__WORKING DATA__:
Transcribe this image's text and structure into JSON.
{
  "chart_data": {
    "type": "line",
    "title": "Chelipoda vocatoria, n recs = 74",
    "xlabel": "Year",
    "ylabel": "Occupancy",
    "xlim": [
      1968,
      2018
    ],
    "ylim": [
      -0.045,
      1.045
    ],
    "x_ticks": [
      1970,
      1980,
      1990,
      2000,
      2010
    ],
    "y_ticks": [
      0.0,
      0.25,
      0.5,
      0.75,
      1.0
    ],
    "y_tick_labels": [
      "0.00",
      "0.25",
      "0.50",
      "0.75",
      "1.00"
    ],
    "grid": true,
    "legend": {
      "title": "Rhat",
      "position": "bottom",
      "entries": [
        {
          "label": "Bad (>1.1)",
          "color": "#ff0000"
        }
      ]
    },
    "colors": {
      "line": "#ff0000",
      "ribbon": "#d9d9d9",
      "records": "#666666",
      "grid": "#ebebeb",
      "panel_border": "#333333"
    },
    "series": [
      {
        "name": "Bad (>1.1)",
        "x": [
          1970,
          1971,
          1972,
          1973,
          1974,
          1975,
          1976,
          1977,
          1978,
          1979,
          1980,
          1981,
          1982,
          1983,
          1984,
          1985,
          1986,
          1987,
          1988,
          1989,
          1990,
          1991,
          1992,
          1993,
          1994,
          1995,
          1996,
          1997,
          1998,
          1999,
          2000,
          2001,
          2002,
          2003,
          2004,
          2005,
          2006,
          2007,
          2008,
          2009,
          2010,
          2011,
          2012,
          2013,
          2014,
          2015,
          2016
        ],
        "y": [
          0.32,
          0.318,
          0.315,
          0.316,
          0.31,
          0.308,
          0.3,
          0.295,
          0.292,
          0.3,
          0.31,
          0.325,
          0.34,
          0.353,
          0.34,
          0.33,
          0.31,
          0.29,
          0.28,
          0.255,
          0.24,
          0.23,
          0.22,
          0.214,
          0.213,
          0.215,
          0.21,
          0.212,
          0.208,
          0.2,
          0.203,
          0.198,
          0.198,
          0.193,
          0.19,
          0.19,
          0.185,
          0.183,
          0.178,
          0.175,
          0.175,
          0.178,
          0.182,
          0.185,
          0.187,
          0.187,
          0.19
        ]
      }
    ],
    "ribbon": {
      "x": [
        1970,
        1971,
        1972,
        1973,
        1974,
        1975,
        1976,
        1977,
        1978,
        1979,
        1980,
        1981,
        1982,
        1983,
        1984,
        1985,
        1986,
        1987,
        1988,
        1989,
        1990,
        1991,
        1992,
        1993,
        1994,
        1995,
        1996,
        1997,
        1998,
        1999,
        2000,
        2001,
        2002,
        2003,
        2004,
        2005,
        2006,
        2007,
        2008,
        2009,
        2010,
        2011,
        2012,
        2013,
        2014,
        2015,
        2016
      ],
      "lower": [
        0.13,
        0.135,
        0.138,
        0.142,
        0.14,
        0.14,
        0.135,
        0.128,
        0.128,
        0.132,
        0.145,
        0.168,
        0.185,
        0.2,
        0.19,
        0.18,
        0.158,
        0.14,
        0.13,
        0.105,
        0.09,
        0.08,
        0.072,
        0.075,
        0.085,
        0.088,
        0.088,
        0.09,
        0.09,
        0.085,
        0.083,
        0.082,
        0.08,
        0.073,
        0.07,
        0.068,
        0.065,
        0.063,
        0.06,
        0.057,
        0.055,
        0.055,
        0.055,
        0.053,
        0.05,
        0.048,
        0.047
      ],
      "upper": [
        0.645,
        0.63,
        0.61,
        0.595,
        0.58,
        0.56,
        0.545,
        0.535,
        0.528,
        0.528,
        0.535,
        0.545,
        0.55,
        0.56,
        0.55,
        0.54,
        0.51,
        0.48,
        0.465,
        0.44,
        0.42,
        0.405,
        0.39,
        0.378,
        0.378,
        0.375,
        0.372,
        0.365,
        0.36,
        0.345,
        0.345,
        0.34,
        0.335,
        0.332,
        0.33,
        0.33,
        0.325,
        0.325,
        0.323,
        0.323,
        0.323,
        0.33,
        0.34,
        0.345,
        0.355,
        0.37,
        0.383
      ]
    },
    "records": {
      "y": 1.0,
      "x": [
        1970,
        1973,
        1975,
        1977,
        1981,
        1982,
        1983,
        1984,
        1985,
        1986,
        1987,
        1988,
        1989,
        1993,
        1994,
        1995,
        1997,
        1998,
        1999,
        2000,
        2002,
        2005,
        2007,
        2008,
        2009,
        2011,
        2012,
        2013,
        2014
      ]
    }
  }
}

__AIM OF THE EXERCISE__: Your task is to quote all of the data word for word.

__RESPONSE TO THE TASK__:
Transcribe this image's text and structure into JSON.
{
  "chart_data": {
    "type": "line",
    "title": "Chelipoda vocatoria, n recs = 74",
    "xlabel": "Year",
    "ylabel": "Occupancy",
    "xlim": [
      1968,
      2018
    ],
    "ylim": [
      -0.045,
      1.045
    ],
    "x_ticks": [
      1970,
      1980,
      1990,
      2000,
      2010
    ],
    "y_ticks": [
      0.0,
      0.25,
      0.5,
      0.75,
      1.0
    ],
    "y_tick_labels": [
      "0.00",
      "0.25",
      "0.50",
      "0.75",
      "1.00"
    ],
    "grid": true,
    "legend": {
      "title": "Rhat",
      "position": "bottom",
      "entries": [
        {
          "label": "Bad (>1.1)",
          "color": "#ff0000"
        }
      ]
    },
    "colors": {
      "line": "#ff0000",
      "ribbon": "#d9d9d9",
      "records": "#666666",
      "grid": "#ebebeb",
      "panel_border": "#333333"
    },
    "series": [
      {
        "name": "Bad (>1.1)",
        "x": [
          1970,
          1971,
          1972,
          1973,
          1974,
          1975,
          1976,
          1977,
          1978,
          1979,
          1980,
          1981,
          1982,
          1983,
          1984,
          1985,
          1986,
          1987,
          1988,
          1989,
          1990,
          1991,
          1992,
          1993,
          1994,
          1995,
          1996,
          1997,
          1998,
          1999,
          2000,
          2001,
          2002,
          2003,
          2004,
          2005,
          2006,
          2007,
          2008,
          2009,
          2010,
          2011,
          2012,
          2013,
          2014,
          2015,
          2016
        ],
        "y": [
          0.32,
          0.318,
          0.315,
          0.316,
          0.31,
          0.308,
          0.3,
          0.295,
          0.292,
          0.3,
          0.31,
          0.325,
          0.34,
          0.353,
          0.34,
          0.33,
          0.31,
          0.29,
          0.28,
          0.255,
          0.24,
          0.23,
          0.22,
          0.214,
          0.213,
          0.215,
          0.21,
          0.212,
          0.208,
          0.2,
          0.203,
          0.198,
          0.198,
          0.193,
          0.19,
          0.19,
          0.185,
          0.183,
          0.178,
          0.175,
          0.175,
          0.178,
          0.182,
          0.185,
          0.187,
          0.187,
          0.19
        ]
      }
    ],
    "ribbon": {
      "x": [
        1970,
        1971,
        1972,
        1973,
        1974,
        1975,
        1976,
        1977,
        1978,
        1979,
        1980,
        1981,
        1982,
        1983,
        1984,
        1985,
        1986,
        1987,
        1988,
        1989,
        1990,
        1991,
        1992,
        1993,
        1994,
        1995,
        1996,
        1997,
        1998,
        1999,
        2000,
        2001,
        2002,
        2003,
        2004,
        2005,
        2006,
        2007,
        2008,
        2009,
        2010,
        2011,
        2012,
        2013,
        2014,
        2015,
        2016
      ],
      "lower": [
        0.13,
        0.135,
        0.138,
        0.142,
        0.14,
        0.14,
        0.135,
        0.128,
        0.128,
        0.132,
        0.145,
        0.168,
        0.185,
        0.2,
        0.19,
        0.18,
        0.158,
        0.14,
        0.13,
        0.105,
        0.09,
        0.08,
        0.072,
        0.075,
        0.085,
        0.088,
        0.088,
        0.09,
        0.09,
        0.085,
        0.083,
        0.082,
        0.08,
        0.073,
        0.07,
        0.068,
        0.065,
        0.063,
        0.06,
        0.057,
        0.055,
        0.055,
        0.055,
        0.053,
        0.05,
        0.048,
        0.047
      ],
      "upper": [
        0.645,
        0.63,
        0.61,
        0.595,
        0.58,
        0.56,
        0.545,
        0.535,
        0.528,
        0.528,
        0.535,
        0.545,
        0.55,
        0.56,
        0.55,
        0.54,
        0.51,
        0.48,
        0.465,
        0.44,
        0.42,
        0.405,
        0.39,
        0.378,
        0.378,
        0.375,
        0.372,
        0.365,
        0.36,
        0.345,
        0.345,
        0.34,
        0.335,
        0.332,
        0.33,
        0.33,
        0.325,
        0.325,
        0.323,
        0.323,
        0.323,
        0.33,
        0.34,
        0.345,
        0.355,
        0.37,
        0.383
      ]
    },
    "records": {
      "y": 1.0,
      "x": [
        1970,
        1973,
        1975,
        1977,
        1981,
        1982,
        1983,
        1984,
        1985,
        1986,
        1987,
        1988,
        1989,
        1993,
        1994,
        1995,
        1997,
        1998,
        1999,
        2000,
        2002,
        2005,
        2007,
        2008,
        2009,
        2011,
        2012,
        2013,
        2014
      ]
    }
  }
}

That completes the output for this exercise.